EXERCISE DESCRIPTION>
Each entry below is to be transcribed exactly.

RECORDS PROVIDED>

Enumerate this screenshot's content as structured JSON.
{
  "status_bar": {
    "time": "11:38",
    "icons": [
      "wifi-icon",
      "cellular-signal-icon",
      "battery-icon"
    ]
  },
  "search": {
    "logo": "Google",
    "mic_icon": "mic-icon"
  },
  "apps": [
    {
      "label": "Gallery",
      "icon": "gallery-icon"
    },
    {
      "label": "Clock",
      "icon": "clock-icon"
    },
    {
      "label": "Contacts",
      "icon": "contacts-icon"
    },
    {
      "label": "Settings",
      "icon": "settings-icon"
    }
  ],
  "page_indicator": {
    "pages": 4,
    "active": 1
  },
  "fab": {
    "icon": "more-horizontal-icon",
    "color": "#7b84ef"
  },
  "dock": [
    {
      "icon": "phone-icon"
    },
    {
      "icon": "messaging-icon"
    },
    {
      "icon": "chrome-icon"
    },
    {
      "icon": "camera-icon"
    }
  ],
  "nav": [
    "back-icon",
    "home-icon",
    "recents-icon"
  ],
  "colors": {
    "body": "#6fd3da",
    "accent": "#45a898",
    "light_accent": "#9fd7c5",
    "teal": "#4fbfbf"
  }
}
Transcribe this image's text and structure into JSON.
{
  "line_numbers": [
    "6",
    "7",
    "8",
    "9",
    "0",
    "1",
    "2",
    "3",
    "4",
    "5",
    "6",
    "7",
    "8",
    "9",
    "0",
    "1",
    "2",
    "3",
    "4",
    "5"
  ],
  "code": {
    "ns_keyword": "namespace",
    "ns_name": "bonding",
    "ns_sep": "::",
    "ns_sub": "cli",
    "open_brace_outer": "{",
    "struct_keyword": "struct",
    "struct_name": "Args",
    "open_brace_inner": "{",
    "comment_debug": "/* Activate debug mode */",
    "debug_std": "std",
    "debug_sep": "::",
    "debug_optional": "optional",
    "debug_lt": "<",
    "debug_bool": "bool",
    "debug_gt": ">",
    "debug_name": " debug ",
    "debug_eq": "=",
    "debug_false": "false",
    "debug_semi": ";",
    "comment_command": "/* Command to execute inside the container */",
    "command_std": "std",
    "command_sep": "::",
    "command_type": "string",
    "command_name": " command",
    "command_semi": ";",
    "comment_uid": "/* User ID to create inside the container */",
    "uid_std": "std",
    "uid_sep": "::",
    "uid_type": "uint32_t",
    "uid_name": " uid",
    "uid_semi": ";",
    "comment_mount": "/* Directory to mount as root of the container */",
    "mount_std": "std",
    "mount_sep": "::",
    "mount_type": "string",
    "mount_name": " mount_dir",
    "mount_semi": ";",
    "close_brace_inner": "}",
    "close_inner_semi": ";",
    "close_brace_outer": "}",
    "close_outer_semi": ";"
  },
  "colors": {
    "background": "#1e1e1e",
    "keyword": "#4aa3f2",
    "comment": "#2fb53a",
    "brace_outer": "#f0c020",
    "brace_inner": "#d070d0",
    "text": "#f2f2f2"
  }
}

THE COMPLETED TASK>
Enumerate this screenshot's content as structured JSON.
{
  "status_bar": {
    "time": "11:38",
    "icons": [
      "wifi-icon",
      "cellular-signal-icon",
      "battery-icon"
    ]
  },
  "search": {
    "logo": "Google",
    "mic_icon": "mic-icon"
  },
  "apps": [
    {
      "label": "Gallery",
      "icon": "gallery-icon"
    },
    {
      "label": "Clock",
      "icon": "clock-icon"
    },
    {
      "label": "Contacts",
      "icon": "contacts-icon"
    },
    {
      "label": "Settings",
      "icon": "settings-icon"
    }
  ],
  "page_indicator": {
    "pages": 4,
    "active": 1
  },
  "fab": {
    "icon": "more-horizontal-icon",
    "color": "#7b84ef"
  },
  "dock": [
    {
      "icon": "phone-icon"
    },
    {
      "icon": "messaging-icon"
    },
    {
      "icon": "chrome-icon"
    },
    {
      "icon": "camera-icon"
    }
  ],
  "nav": [
    "back-icon",
    "home-icon",
    "recents-icon"
  ],
  "colors": {
    "body": "#6fd3da",
    "accent": "#45a898",
    "light_accent": "#9fd7c5",
    "teal": "#4fbfbf"
  }
}
Transcribe this image's text and structure into JSON.
{
  "line_numbers": [
    "6",
    "7",
    "8",
    "9",
    "0",
    "1",
    "2",
    "3",
    "4",
    "5",
    "6",
    "7",
    "8",
    "9",
    "0",
    "1",
    "2",
    "3",
    "4",
    "5"
  ],
  "code": {
    "ns_keyword": "namespace",
    "ns_name": "bonding",
    "ns_sep": "::",
    "ns_sub": "cli",
    "open_brace_outer": "{",
    "struct_keyword": "struct",
    "struct_name": "Args",
    "open_brace_inner": "{",
    "comment_debug": "/* Activate debug mode */",
    "debug_std": "std",
    "debug_sep": "::",
    "debug_optional": "optional",
    "debug_lt": "<",
    "debug_bool": "bool",
    "debug_gt": ">",
    "debug_name": " debug ",
    "debug_eq": "=",
    "debug_false": "false",
    "debug_semi": ";",
    "comment_command": "/* Command to execute inside the container */",
    "command_std": "std",
    "command_sep": "::",
    "command_type": "string",
    "command_name": " command",
    "command_semi": ";",
    "comment_uid": "/* User ID to create inside the container */",
    "uid_std": "std",
    "uid_sep": "::",
    "uid_type": "uint32_t",
    "uid_name": " uid",
    "uid_semi": ";",
    "comment_mount": "/* Directory to mount as root of the container */",
    "mount_std": "std",
    "mount_sep": "::",
    "mount_type": "string",
    "mount_name": " mount_dir",
    "mount_semi": ";",
    "close_brace_inner": "}",
    "close_inner_semi": ";",
    "close_brace_outer": "}",
    "close_outer_semi": ";"
  },
  "colors": {
    "background": "#1e1e1e",
    "keyword": "#4aa3f2",
    "comment": "#2fb53a",
    "brace_outer": "#f0c020",
    "brace_inner": "#d070d0",
    "text": "#f2f2f2"
  }
}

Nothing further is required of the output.